Records

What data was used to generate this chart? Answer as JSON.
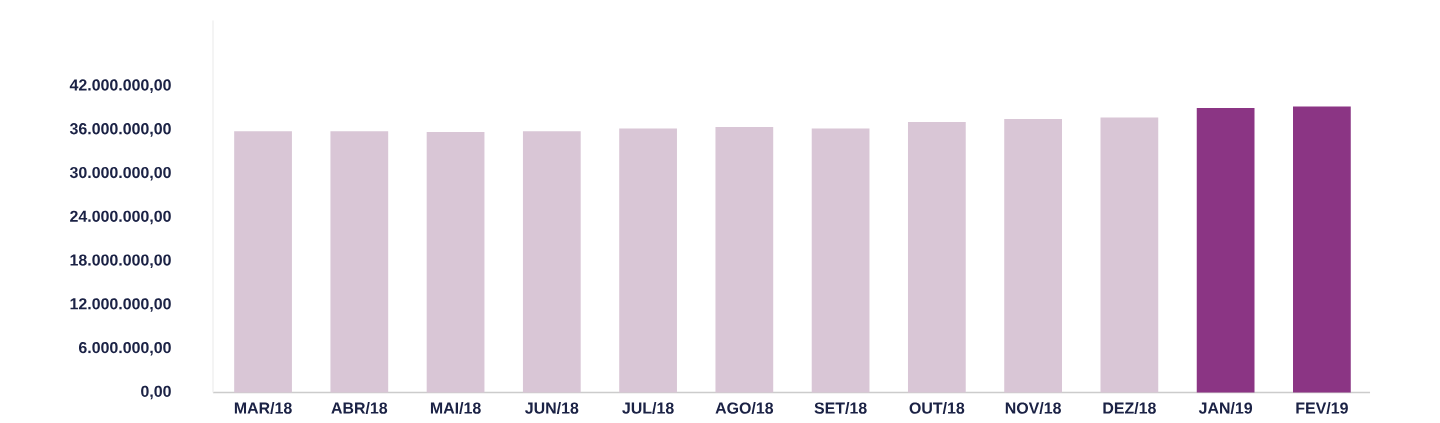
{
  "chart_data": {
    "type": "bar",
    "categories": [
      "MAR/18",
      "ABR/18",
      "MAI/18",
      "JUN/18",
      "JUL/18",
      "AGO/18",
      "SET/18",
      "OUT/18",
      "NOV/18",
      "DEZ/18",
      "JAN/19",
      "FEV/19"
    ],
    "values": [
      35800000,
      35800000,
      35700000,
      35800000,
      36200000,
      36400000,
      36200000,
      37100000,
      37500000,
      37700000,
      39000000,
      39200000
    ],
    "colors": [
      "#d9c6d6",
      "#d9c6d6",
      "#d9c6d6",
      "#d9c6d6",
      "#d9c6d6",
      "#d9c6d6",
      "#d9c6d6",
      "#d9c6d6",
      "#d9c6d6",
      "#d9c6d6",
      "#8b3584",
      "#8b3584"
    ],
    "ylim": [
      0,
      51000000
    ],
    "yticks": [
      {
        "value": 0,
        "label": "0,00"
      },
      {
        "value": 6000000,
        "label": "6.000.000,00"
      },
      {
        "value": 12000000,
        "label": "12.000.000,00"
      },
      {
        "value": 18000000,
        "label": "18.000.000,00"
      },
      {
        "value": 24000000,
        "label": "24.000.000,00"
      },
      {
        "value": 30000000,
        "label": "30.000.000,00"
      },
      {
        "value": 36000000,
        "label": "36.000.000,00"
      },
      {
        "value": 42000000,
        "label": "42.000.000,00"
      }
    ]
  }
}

* * *

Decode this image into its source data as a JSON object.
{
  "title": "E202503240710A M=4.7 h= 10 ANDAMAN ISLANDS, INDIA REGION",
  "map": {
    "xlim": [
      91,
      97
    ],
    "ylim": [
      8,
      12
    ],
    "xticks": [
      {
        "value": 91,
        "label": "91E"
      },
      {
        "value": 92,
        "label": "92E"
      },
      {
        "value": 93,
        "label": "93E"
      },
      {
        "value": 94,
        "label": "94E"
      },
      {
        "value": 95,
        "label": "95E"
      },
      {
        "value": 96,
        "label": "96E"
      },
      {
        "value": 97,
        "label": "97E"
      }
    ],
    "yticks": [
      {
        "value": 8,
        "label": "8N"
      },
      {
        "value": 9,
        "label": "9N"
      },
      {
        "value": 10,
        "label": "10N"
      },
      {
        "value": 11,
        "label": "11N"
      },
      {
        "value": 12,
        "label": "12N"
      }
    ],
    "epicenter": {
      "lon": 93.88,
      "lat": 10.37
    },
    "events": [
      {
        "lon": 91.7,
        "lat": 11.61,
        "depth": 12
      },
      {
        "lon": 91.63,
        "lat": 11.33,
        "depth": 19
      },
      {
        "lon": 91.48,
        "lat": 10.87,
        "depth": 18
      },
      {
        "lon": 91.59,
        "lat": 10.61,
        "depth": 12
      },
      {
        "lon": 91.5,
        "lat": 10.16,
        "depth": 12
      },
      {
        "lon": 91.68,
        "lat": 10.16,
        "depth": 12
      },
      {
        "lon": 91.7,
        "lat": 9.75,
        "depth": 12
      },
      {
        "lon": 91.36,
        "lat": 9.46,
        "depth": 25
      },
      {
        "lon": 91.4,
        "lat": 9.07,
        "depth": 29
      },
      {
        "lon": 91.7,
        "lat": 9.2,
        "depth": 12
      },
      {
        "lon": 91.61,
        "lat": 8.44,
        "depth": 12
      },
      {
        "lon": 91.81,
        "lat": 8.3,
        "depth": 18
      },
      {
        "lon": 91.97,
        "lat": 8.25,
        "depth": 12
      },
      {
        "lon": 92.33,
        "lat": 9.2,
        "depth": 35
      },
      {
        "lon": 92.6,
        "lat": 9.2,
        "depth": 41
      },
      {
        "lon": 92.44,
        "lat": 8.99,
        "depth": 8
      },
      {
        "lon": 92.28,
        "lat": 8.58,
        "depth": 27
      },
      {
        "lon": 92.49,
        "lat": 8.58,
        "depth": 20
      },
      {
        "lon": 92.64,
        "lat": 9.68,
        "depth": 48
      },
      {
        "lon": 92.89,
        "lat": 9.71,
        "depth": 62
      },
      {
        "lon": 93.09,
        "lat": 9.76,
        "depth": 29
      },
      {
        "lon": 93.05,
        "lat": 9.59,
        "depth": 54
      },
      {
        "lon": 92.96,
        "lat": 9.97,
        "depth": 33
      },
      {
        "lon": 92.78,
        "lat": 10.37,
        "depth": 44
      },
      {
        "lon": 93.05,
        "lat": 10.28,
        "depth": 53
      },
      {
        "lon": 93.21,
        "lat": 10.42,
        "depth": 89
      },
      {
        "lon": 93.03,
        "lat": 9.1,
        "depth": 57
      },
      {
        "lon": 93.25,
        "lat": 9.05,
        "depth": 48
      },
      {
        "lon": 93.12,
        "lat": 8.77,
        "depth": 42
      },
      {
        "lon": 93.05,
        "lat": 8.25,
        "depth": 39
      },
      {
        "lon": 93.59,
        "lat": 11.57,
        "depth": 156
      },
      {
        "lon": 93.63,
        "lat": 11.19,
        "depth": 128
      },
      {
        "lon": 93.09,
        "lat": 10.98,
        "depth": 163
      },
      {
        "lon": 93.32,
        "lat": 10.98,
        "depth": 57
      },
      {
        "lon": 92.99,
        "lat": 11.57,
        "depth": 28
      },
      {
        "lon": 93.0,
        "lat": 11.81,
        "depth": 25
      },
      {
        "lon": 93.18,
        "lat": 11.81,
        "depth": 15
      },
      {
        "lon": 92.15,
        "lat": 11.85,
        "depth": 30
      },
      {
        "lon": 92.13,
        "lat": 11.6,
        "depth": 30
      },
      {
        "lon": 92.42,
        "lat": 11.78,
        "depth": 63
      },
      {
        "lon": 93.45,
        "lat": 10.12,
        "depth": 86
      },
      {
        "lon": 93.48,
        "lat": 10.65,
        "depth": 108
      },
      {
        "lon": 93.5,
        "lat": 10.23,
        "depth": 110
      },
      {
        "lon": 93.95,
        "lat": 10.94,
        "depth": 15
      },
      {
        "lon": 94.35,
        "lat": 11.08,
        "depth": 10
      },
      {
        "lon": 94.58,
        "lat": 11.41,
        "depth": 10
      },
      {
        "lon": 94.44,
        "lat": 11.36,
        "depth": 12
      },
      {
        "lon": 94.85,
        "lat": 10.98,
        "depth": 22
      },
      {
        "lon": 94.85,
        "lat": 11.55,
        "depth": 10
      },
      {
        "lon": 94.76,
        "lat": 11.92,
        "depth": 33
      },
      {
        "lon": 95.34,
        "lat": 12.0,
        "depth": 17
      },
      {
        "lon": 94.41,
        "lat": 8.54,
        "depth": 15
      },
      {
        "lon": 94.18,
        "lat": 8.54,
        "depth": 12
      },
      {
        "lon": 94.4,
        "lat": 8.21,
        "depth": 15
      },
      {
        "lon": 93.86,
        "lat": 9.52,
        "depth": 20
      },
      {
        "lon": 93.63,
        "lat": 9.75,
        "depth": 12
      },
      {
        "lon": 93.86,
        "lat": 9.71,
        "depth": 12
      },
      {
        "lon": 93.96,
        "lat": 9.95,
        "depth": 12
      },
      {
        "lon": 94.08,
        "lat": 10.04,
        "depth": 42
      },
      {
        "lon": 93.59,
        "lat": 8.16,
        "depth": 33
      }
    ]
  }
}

...

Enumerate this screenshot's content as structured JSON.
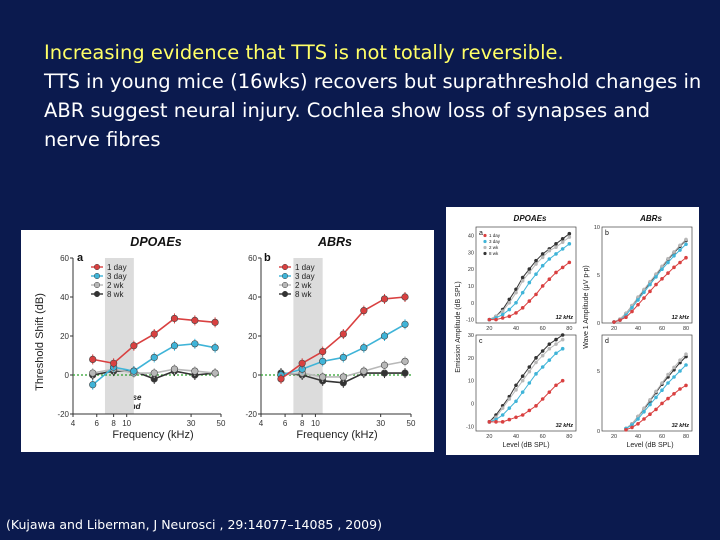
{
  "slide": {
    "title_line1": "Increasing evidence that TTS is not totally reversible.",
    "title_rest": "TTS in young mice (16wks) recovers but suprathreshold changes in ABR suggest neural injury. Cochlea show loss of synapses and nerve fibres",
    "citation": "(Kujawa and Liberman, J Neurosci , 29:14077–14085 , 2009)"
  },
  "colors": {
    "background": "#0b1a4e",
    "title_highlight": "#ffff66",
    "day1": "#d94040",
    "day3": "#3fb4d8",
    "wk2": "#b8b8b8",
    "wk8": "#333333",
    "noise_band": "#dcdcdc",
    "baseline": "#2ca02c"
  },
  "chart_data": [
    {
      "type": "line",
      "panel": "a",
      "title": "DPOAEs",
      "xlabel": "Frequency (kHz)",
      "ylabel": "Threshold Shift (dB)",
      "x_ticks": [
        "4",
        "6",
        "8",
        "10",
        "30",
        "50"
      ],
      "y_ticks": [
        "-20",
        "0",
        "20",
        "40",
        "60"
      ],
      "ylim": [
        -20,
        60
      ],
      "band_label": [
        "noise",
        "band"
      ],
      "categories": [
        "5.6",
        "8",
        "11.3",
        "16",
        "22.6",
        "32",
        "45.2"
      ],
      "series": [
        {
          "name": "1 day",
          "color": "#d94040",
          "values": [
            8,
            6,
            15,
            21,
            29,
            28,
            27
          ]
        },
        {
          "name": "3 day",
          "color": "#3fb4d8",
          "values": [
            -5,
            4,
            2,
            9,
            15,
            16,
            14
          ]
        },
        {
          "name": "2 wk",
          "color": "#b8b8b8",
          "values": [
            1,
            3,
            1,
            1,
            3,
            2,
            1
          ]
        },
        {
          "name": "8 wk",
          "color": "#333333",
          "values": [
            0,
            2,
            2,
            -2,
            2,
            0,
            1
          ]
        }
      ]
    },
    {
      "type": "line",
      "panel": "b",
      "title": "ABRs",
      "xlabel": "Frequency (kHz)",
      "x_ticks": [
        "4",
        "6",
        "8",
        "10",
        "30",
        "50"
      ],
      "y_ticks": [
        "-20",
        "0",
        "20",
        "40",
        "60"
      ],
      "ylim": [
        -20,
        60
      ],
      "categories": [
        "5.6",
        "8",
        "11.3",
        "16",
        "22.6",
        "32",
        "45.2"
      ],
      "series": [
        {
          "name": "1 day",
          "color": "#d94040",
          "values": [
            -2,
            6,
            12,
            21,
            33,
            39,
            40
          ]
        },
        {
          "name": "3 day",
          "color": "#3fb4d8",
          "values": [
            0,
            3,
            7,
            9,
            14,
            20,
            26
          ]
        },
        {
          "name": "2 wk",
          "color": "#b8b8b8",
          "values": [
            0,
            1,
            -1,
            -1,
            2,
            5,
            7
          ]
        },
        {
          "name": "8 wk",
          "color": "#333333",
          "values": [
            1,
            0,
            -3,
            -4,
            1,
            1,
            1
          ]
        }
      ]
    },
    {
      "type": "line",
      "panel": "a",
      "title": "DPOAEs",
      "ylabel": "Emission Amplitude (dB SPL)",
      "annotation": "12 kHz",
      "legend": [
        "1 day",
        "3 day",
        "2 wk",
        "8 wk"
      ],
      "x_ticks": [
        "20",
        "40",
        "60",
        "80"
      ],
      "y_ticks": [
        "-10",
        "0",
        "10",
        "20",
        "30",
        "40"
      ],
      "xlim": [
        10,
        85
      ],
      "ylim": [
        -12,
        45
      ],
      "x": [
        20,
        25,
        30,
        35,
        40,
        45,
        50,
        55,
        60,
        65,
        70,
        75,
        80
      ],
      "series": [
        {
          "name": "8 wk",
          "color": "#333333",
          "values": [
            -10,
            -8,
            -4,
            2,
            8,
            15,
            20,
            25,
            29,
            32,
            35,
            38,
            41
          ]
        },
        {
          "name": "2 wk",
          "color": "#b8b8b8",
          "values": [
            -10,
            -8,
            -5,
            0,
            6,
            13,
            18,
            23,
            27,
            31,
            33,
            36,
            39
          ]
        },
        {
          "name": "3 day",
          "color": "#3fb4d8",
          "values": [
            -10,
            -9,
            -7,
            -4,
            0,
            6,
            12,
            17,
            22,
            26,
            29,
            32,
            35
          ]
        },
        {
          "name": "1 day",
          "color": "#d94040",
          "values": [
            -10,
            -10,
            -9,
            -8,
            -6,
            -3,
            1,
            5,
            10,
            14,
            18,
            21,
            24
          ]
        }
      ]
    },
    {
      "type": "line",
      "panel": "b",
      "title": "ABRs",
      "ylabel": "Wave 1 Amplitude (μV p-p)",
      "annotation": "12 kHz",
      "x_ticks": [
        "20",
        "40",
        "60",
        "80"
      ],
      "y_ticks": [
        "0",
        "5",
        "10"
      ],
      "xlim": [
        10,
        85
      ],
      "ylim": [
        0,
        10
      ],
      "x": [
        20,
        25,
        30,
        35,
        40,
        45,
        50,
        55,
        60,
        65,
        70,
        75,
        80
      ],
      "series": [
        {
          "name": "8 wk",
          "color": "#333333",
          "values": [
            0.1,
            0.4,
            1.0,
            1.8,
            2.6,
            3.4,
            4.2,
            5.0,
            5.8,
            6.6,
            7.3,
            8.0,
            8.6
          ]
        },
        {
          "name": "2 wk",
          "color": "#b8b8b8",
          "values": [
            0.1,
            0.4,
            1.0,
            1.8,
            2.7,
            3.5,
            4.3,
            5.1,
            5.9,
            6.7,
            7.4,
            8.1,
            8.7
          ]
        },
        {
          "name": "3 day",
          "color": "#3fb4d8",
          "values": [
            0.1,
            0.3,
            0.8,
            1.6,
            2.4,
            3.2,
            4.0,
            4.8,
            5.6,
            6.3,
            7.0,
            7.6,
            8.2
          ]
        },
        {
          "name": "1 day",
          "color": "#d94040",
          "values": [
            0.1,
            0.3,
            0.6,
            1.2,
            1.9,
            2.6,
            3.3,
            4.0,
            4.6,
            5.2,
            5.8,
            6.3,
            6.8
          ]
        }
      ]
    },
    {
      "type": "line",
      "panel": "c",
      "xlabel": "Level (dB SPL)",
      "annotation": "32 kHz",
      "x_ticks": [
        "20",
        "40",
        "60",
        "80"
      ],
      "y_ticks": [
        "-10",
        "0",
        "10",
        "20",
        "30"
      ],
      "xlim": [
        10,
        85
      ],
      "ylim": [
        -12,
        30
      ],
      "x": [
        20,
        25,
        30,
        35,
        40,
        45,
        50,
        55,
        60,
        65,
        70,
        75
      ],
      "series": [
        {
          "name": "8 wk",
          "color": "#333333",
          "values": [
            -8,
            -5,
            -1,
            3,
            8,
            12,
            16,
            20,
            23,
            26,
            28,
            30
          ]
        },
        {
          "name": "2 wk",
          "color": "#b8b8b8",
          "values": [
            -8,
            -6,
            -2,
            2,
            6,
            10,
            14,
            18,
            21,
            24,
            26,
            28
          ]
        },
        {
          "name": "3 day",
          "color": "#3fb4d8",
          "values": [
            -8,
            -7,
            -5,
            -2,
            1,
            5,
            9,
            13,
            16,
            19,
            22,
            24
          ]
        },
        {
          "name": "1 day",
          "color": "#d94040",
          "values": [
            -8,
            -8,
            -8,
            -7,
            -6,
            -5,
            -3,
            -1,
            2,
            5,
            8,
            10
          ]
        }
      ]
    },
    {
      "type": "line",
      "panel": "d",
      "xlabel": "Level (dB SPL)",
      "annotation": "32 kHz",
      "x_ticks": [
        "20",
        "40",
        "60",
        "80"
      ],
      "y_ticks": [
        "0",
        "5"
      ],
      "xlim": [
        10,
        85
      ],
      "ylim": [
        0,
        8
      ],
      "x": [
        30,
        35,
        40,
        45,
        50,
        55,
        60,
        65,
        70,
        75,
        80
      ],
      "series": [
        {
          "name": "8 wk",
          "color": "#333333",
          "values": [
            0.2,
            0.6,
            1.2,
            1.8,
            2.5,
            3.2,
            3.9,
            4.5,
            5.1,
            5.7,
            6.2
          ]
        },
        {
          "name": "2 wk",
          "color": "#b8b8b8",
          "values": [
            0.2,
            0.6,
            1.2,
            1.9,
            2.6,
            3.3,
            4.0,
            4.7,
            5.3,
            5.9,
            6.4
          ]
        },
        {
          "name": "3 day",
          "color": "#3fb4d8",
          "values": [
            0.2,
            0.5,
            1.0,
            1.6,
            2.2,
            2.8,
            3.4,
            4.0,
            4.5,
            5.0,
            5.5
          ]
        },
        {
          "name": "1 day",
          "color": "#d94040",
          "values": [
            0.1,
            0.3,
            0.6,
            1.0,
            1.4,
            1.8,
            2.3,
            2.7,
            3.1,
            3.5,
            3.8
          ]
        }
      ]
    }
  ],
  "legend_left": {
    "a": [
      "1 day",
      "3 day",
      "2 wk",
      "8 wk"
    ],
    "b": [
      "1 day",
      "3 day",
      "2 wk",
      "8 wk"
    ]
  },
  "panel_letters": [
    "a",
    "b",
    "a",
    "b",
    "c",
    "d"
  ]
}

◆ GIVEN REQUEST
Select all lines with the word "ylabel" from the entries above.

◆ SOLUTION FOR THIS TASK
      "ylabel": "Threshold Shift (dB)",
      "ylabel": "Emission Amplitude (dB SPL)",
      "ylabel": "Wave 1 Amplitude (μV p-p)",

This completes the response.